[REQUIRED WORK]
Give every line back verbatim, dropping all images.

[INFORMATION PROVIDED]
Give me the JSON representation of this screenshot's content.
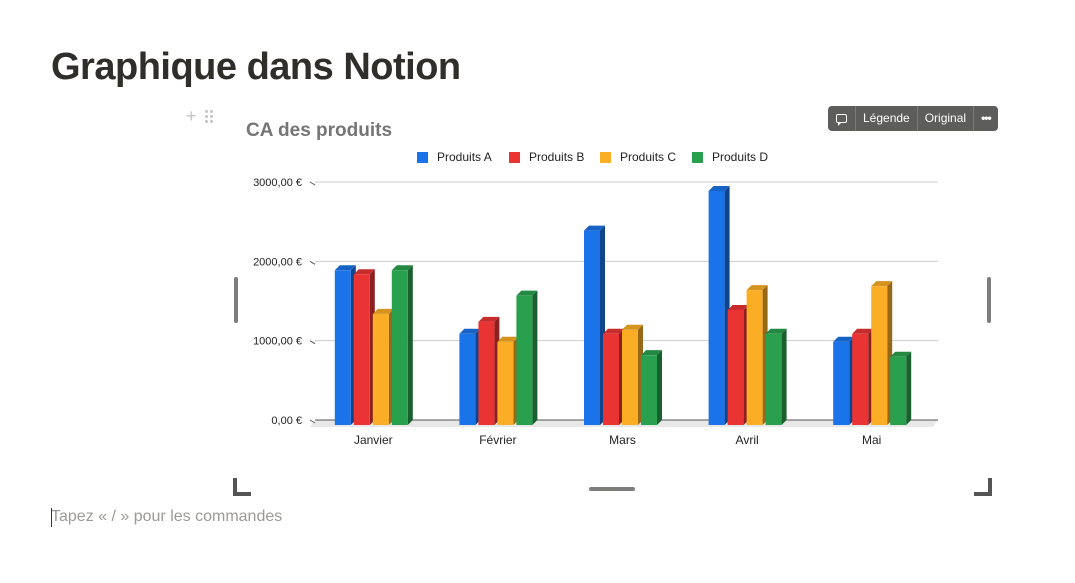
{
  "page": {
    "title": "Graphique dans Notion",
    "placeholder": "Tapez « / » pour les commandes"
  },
  "block_handle": {
    "add_icon": "+",
    "drag_icon": "drag-handle-icon"
  },
  "toolbar": {
    "comment_icon": "comment-icon",
    "caption_label": "Légende",
    "original_label": "Original",
    "more_icon": "•••"
  },
  "colors": {
    "Produits A": "#1a73e8",
    "Produits B": "#ea3434",
    "Produits C": "#fbad26",
    "Produits D": "#29a04d",
    "title": "#757575",
    "grid": "#cccccc"
  },
  "chart_data": {
    "type": "bar",
    "title": "CA des produits",
    "categories": [
      "Janvier",
      "Février",
      "Mars",
      "Avril",
      "Mai"
    ],
    "series": [
      {
        "name": "Produits A",
        "values": [
          1950,
          1150,
          2450,
          2950,
          1050
        ]
      },
      {
        "name": "Produits B",
        "values": [
          1900,
          1300,
          1150,
          1450,
          1150
        ]
      },
      {
        "name": "Produits C",
        "values": [
          1400,
          1050,
          1200,
          1700,
          1750
        ]
      },
      {
        "name": "Produits D",
        "values": [
          1950,
          1630,
          880,
          1150,
          860
        ]
      }
    ],
    "yticks": [
      "0,00 €",
      "1000,00 €",
      "2000,00 €",
      "3000,00 €"
    ],
    "ylim": [
      0,
      3000
    ],
    "grid": true,
    "legend_position": "top",
    "style": "3d"
  }
}
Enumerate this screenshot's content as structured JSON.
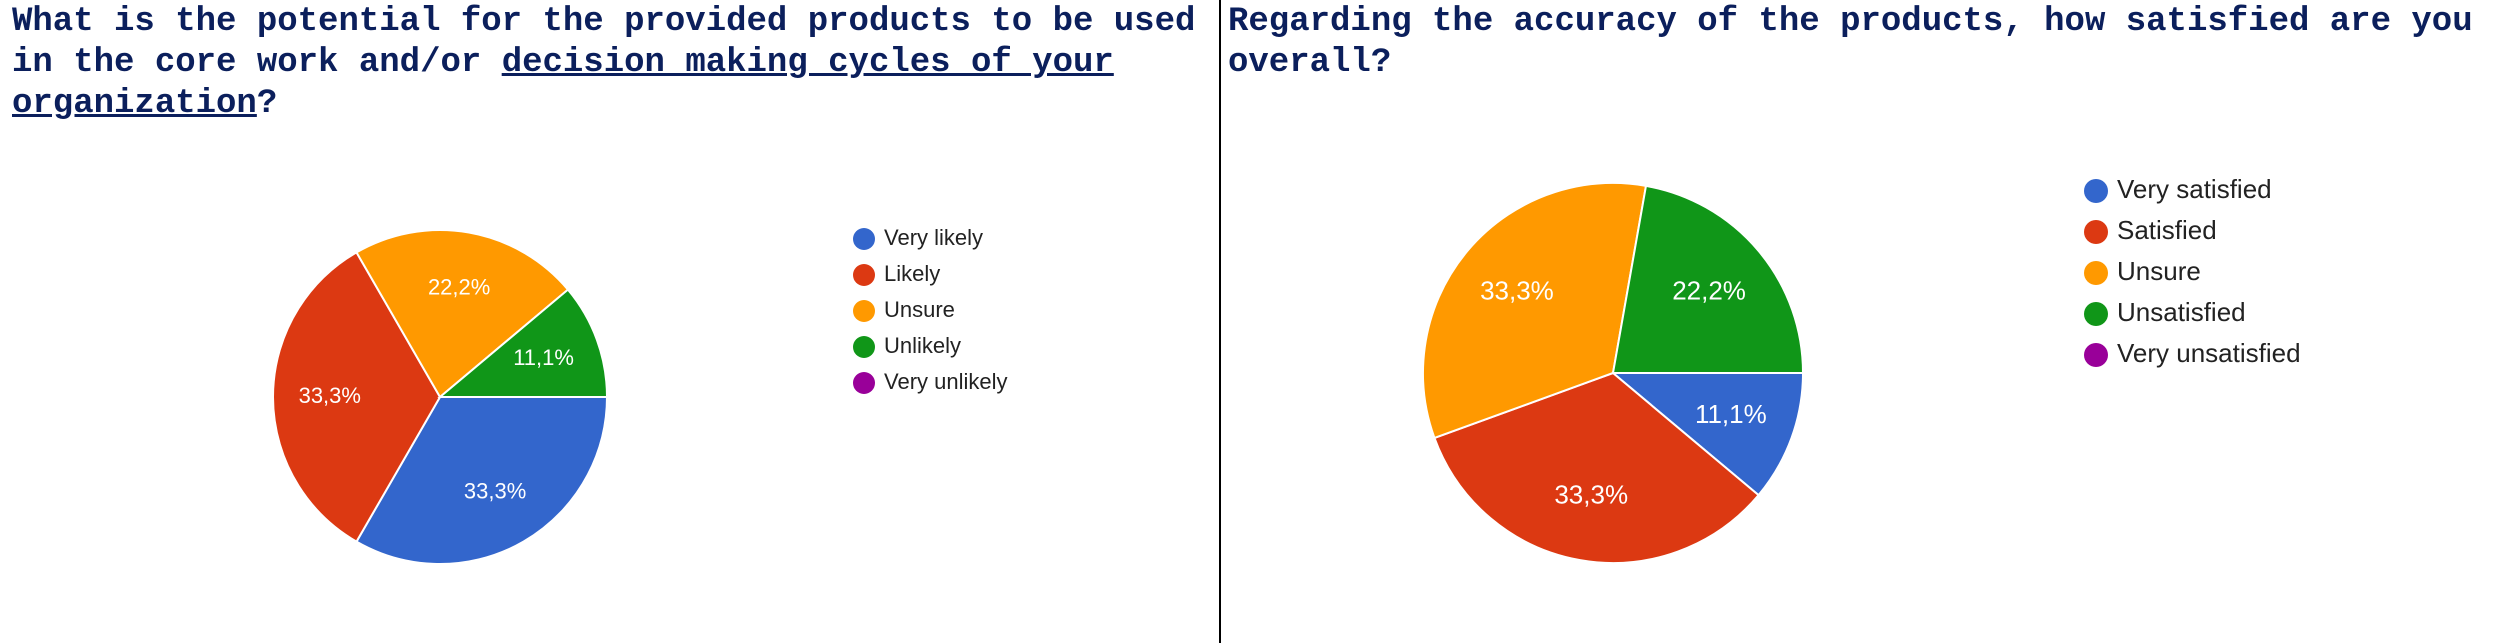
{
  "chart_data": [
    {
      "type": "pie",
      "title": [
        "What is the potential for the provided products to be used in the core work and/or",
        "decision making cycles of your organization",
        "?"
      ],
      "categories": [
        "Very likely",
        "Likely",
        "Unsure",
        "Unlikely",
        "Very unlikely"
      ],
      "values": [
        33.3,
        33.3,
        22.2,
        11.1,
        0
      ],
      "value_labels": [
        "33,3%",
        "33,3%",
        "22,2%",
        "11,1%",
        null
      ],
      "colors": [
        "#3366cc",
        "#dc3912",
        "#ff9900",
        "#109618",
        "#990099"
      ]
    },
    {
      "type": "pie",
      "title": "Regarding the accuracy of the products, how satisfied are you overall?",
      "categories": [
        "Very satisfied",
        "Satisfied",
        "Unsure",
        "Unsatisfied",
        "Very unsatisfied"
      ],
      "values": [
        11.1,
        33.3,
        33.3,
        22.2,
        0
      ],
      "value_labels": [
        "11,1%",
        "33,3%",
        "33,3%",
        "22,2%",
        null
      ],
      "colors": [
        "#3366cc",
        "#dc3912",
        "#ff9900",
        "#109618",
        "#990099"
      ]
    }
  ]
}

[ANSWER TO THE EXERCISE]
Give me the JSON representation of this screenshot's content.
{
  "page": {
    "title": "Graphique dans Notion",
    "placeholder": "Tapez « / » pour les commandes"
  },
  "block_handle": {
    "add_icon": "+",
    "drag_icon": "drag-handle-icon"
  },
  "toolbar": {
    "comment_icon": "comment-icon",
    "caption_label": "Légende",
    "original_label": "Original",
    "more_icon": "•••"
  },
  "colors": {
    "Produits A": "#1a73e8",
    "Produits B": "#ea3434",
    "Produits C": "#fbad26",
    "Produits D": "#29a04d",
    "title": "#757575",
    "grid": "#cccccc"
  },
  "chart_data": {
    "type": "bar",
    "title": "CA des produits",
    "categories": [
      "Janvier",
      "Février",
      "Mars",
      "Avril",
      "Mai"
    ],
    "series": [
      {
        "name": "Produits A",
        "values": [
          1950,
          1150,
          2450,
          2950,
          1050
        ]
      },
      {
        "name": "Produits B",
        "values": [
          1900,
          1300,
          1150,
          1450,
          1150
        ]
      },
      {
        "name": "Produits C",
        "values": [
          1400,
          1050,
          1200,
          1700,
          1750
        ]
      },
      {
        "name": "Produits D",
        "values": [
          1950,
          1630,
          880,
          1150,
          860
        ]
      }
    ],
    "yticks": [
      "0,00 €",
      "1000,00 €",
      "2000,00 €",
      "3000,00 €"
    ],
    "ylim": [
      0,
      3000
    ],
    "grid": true,
    "legend_position": "top",
    "style": "3d"
  }
}
Enumerate this screenshot's content as structured JSON.
{
  "chart_data": [
    {
      "type": "pie",
      "title": [
        "What is the potential for the provided products to be used in the core work and/or",
        "decision making cycles of your organization",
        "?"
      ],
      "categories": [
        "Very likely",
        "Likely",
        "Unsure",
        "Unlikely",
        "Very unlikely"
      ],
      "values": [
        33.3,
        33.3,
        22.2,
        11.1,
        0
      ],
      "value_labels": [
        "33,3%",
        "33,3%",
        "22,2%",
        "11,1%",
        null
      ],
      "colors": [
        "#3366cc",
        "#dc3912",
        "#ff9900",
        "#109618",
        "#990099"
      ]
    },
    {
      "type": "pie",
      "title": "Regarding the accuracy of the products, how satisfied are you overall?",
      "categories": [
        "Very satisfied",
        "Satisfied",
        "Unsure",
        "Unsatisfied",
        "Very unsatisfied"
      ],
      "values": [
        11.1,
        33.3,
        33.3,
        22.2,
        0
      ],
      "value_labels": [
        "11,1%",
        "33,3%",
        "33,3%",
        "22,2%",
        null
      ],
      "colors": [
        "#3366cc",
        "#dc3912",
        "#ff9900",
        "#109618",
        "#990099"
      ]
    }
  ]
}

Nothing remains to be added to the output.